▸ Exercise: Copy, from the entries below, each line in which the string "Output" appears.

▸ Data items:
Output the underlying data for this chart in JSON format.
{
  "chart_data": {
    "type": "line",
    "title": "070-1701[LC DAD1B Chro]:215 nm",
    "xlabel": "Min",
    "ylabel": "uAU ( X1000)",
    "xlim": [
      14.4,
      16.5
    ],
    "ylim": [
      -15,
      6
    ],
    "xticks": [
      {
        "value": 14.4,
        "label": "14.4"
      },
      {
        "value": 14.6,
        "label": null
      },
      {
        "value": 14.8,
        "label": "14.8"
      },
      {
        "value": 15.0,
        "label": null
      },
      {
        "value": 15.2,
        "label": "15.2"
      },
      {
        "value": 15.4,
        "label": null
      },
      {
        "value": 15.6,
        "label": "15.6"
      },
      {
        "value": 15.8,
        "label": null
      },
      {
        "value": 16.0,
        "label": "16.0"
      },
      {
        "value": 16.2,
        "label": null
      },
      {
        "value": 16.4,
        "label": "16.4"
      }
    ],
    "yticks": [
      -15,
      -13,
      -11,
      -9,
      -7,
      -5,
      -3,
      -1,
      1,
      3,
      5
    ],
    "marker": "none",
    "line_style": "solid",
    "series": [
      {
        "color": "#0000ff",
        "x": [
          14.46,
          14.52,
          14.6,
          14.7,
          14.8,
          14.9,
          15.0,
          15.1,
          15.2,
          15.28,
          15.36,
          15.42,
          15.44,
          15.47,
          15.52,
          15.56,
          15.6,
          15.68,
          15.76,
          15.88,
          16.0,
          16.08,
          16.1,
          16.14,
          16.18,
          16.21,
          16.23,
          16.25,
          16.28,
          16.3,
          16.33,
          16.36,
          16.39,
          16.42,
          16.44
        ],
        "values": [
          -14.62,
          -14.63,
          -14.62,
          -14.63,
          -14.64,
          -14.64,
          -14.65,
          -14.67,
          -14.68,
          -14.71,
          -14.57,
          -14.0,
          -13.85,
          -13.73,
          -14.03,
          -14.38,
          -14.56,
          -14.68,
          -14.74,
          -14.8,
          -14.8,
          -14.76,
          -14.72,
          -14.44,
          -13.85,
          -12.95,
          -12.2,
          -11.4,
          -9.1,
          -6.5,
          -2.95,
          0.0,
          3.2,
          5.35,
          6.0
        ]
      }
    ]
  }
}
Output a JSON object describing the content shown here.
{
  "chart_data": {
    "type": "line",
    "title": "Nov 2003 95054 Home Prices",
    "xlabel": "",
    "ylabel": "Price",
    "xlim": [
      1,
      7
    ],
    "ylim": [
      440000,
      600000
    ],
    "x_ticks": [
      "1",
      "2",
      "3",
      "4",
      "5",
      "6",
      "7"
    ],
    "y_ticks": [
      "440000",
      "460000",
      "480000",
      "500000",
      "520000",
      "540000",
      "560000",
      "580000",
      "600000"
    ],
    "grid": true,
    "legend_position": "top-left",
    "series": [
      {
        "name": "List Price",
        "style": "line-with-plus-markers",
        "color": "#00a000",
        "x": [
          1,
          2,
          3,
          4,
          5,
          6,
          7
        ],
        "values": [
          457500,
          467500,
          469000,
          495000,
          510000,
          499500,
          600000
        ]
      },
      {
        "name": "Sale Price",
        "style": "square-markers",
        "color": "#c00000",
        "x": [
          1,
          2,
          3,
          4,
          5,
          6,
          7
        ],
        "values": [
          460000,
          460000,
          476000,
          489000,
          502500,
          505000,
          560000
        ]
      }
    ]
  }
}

▸ Answer below:
Output the underlying data for this chart in JSON format.
Output a JSON object describing the content shown here.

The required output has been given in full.